[Data entries for graphics]
========================================
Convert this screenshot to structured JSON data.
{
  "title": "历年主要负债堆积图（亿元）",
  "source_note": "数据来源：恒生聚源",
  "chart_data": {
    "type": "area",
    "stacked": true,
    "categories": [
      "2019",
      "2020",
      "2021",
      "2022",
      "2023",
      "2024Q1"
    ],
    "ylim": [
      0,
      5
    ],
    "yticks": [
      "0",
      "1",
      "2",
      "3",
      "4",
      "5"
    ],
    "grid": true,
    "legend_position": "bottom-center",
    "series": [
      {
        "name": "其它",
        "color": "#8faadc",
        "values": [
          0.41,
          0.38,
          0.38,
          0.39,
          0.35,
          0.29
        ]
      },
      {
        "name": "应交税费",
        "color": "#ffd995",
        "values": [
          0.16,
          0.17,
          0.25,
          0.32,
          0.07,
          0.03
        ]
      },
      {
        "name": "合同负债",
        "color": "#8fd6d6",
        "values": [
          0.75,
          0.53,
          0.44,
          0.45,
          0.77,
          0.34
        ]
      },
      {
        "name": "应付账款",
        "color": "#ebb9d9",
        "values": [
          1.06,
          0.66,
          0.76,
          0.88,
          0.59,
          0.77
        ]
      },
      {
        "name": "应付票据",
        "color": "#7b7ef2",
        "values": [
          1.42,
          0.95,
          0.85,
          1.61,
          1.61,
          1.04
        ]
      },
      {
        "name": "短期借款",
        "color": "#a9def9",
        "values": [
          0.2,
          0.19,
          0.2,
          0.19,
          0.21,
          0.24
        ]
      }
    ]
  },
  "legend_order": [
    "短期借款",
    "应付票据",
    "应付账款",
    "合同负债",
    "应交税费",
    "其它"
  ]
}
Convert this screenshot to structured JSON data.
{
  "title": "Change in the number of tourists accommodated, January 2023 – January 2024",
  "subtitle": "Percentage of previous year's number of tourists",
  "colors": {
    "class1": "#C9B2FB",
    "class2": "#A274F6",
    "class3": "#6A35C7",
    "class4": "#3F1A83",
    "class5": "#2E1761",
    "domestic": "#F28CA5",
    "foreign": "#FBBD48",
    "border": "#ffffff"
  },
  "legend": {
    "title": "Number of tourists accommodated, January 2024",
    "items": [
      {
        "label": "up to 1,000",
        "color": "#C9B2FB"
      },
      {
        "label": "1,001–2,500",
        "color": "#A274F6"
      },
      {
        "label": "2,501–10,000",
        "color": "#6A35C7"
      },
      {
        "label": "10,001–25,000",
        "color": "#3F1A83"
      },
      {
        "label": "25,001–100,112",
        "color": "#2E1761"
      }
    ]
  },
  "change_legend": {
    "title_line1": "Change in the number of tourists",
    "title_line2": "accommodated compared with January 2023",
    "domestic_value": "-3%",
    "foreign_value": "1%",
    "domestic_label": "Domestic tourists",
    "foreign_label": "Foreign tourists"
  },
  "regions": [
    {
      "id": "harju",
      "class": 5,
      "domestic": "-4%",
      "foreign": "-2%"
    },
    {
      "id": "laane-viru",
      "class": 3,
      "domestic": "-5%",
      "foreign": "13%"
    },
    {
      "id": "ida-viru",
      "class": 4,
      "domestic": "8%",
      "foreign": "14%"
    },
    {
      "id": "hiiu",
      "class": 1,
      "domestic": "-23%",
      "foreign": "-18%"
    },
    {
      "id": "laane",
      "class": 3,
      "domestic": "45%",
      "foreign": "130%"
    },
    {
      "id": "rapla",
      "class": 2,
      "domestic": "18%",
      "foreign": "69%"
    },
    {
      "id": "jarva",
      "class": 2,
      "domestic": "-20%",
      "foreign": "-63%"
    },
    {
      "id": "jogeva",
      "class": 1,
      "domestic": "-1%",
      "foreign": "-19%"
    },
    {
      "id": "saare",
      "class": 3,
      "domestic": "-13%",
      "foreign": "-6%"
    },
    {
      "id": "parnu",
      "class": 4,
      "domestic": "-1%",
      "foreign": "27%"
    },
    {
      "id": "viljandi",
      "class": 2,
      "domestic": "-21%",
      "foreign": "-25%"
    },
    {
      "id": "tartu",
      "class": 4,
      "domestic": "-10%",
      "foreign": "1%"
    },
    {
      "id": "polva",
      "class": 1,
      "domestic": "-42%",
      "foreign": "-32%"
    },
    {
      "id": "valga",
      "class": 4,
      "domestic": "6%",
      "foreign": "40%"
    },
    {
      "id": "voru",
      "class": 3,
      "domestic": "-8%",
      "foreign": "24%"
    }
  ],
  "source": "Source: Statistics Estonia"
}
========================================
● **Required task**
Give the entries once more, exactly as they appear.

● **Solution below**
Convert this screenshot to structured JSON data.
{
  "title": "历年主要负债堆积图（亿元）",
  "source_note": "数据来源：恒生聚源",
  "chart_data": {
    "type": "area",
    "stacked": true,
    "categories": [
      "2019",
      "2020",
      "2021",
      "2022",
      "2023",
      "2024Q1"
    ],
    "ylim": [
      0,
      5
    ],
    "yticks": [
      "0",
      "1",
      "2",
      "3",
      "4",
      "5"
    ],
    "grid": true,
    "legend_position": "bottom-center",
    "series": [
      {
        "name": "其它",
        "color": "#8faadc",
        "values": [
          0.41,
          0.38,
          0.38,
          0.39,
          0.35,
          0.29
        ]
      },
      {
        "name": "应交税费",
        "color": "#ffd995",
        "values": [
          0.16,
          0.17,
          0.25,
          0.32,
          0.07,
          0.03
        ]
      },
      {
        "name": "合同负债",
        "color": "#8fd6d6",
        "values": [
          0.75,
          0.53,
          0.44,
          0.45,
          0.77,
          0.34
        ]
      },
      {
        "name": "应付账款",
        "color": "#ebb9d9",
        "values": [
          1.06,
          0.66,
          0.76,
          0.88,
          0.59,
          0.77
        ]
      },
      {
        "name": "应付票据",
        "color": "#7b7ef2",
        "values": [
          1.42,
          0.95,
          0.85,
          1.61,
          1.61,
          1.04
        ]
      },
      {
        "name": "短期借款",
        "color": "#a9def9",
        "values": [
          0.2,
          0.19,
          0.2,
          0.19,
          0.21,
          0.24
        ]
      }
    ]
  },
  "legend_order": [
    "短期借款",
    "应付票据",
    "应付账款",
    "合同负债",
    "应交税费",
    "其它"
  ]
}
Convert this screenshot to structured JSON data.
{
  "title": "Change in the number of tourists accommodated, January 2023 – January 2024",
  "subtitle": "Percentage of previous year's number of tourists",
  "colors": {
    "class1": "#C9B2FB",
    "class2": "#A274F6",
    "class3": "#6A35C7",
    "class4": "#3F1A83",
    "class5": "#2E1761",
    "domestic": "#F28CA5",
    "foreign": "#FBBD48",
    "border": "#ffffff"
  },
  "legend": {
    "title": "Number of tourists accommodated, January 2024",
    "items": [
      {
        "label": "up to 1,000",
        "color": "#C9B2FB"
      },
      {
        "label": "1,001–2,500",
        "color": "#A274F6"
      },
      {
        "label": "2,501–10,000",
        "color": "#6A35C7"
      },
      {
        "label": "10,001–25,000",
        "color": "#3F1A83"
      },
      {
        "label": "25,001–100,112",
        "color": "#2E1761"
      }
    ]
  },
  "change_legend": {
    "title_line1": "Change in the number of tourists",
    "title_line2": "accommodated compared with January 2023",
    "domestic_value": "-3%",
    "foreign_value": "1%",
    "domestic_label": "Domestic tourists",
    "foreign_label": "Foreign tourists"
  },
  "regions": [
    {
      "id": "harju",
      "class": 5,
      "domestic": "-4%",
      "foreign": "-2%"
    },
    {
      "id": "laane-viru",
      "class": 3,
      "domestic": "-5%",
      "foreign": "13%"
    },
    {
      "id": "ida-viru",
      "class": 4,
      "domestic": "8%",
      "foreign": "14%"
    },
    {
      "id": "hiiu",
      "class": 1,
      "domestic": "-23%",
      "foreign": "-18%"
    },
    {
      "id": "laane",
      "class": 3,
      "domestic": "45%",
      "foreign": "130%"
    },
    {
      "id": "rapla",
      "class": 2,
      "domestic": "18%",
      "foreign": "69%"
    },
    {
      "id": "jarva",
      "class": 2,
      "domestic": "-20%",
      "foreign": "-63%"
    },
    {
      "id": "jogeva",
      "class": 1,
      "domestic": "-1%",
      "foreign": "-19%"
    },
    {
      "id": "saare",
      "class": 3,
      "domestic": "-13%",
      "foreign": "-6%"
    },
    {
      "id": "parnu",
      "class": 4,
      "domestic": "-1%",
      "foreign": "27%"
    },
    {
      "id": "viljandi",
      "class": 2,
      "domestic": "-21%",
      "foreign": "-25%"
    },
    {
      "id": "tartu",
      "class": 4,
      "domestic": "-10%",
      "foreign": "1%"
    },
    {
      "id": "polva",
      "class": 1,
      "domestic": "-42%",
      "foreign": "-32%"
    },
    {
      "id": "valga",
      "class": 4,
      "domestic": "6%",
      "foreign": "40%"
    },
    {
      "id": "voru",
      "class": 3,
      "domestic": "-8%",
      "foreign": "24%"
    }
  ],
  "source": "Source: Statistics Estonia"
}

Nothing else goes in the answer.